++++ Given data ++++

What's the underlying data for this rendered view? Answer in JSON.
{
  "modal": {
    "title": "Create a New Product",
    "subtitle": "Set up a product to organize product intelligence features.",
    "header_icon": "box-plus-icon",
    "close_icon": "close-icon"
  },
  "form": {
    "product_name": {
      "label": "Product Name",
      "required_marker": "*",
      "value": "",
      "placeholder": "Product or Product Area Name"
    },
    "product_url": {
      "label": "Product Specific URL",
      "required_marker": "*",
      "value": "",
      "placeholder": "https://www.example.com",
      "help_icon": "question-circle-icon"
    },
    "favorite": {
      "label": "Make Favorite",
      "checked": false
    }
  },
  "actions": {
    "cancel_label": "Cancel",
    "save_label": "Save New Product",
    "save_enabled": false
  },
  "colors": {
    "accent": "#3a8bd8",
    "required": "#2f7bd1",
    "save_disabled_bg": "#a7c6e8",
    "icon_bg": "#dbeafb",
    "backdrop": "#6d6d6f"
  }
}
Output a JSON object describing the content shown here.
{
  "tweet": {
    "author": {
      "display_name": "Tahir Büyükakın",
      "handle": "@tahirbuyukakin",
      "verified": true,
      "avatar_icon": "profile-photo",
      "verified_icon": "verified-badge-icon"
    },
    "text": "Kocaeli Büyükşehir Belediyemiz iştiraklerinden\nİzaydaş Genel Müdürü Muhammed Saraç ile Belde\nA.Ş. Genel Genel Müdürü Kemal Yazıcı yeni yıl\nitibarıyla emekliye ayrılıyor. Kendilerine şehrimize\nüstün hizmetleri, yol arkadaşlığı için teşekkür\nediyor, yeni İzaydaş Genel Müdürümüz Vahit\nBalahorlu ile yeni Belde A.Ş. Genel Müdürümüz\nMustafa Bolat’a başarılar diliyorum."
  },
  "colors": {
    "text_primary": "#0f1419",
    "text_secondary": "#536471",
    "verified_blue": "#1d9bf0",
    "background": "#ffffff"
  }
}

++++

### Task
Starting with the line that contains "Output a JSON", print each line through the last one in the listing. Include both end lines and add nothing.

### Exercise response
Output a JSON object describing the content shown here.
{
  "tweet": {
    "author": {
      "display_name": "Tahir Büyükakın",
      "handle": "@tahirbuyukakin",
      "verified": true,
      "avatar_icon": "profile-photo",
      "verified_icon": "verified-badge-icon"
    },
    "text": "Kocaeli Büyükşehir Belediyemiz iştiraklerinden\nİzaydaş Genel Müdürü Muhammed Saraç ile Belde\nA.Ş. Genel Genel Müdürü Kemal Yazıcı yeni yıl\nitibarıyla emekliye ayrılıyor. Kendilerine şehrimize\nüstün hizmetleri, yol arkadaşlığı için teşekkür\nediyor, yeni İzaydaş Genel Müdürümüz Vahit\nBalahorlu ile yeni Belde A.Ş. Genel Müdürümüz\nMustafa Bolat’a başarılar diliyorum."
  },
  "colors": {
    "text_primary": "#0f1419",
    "text_secondary": "#536471",
    "verified_blue": "#1d9bf0",
    "background": "#ffffff"
  }
}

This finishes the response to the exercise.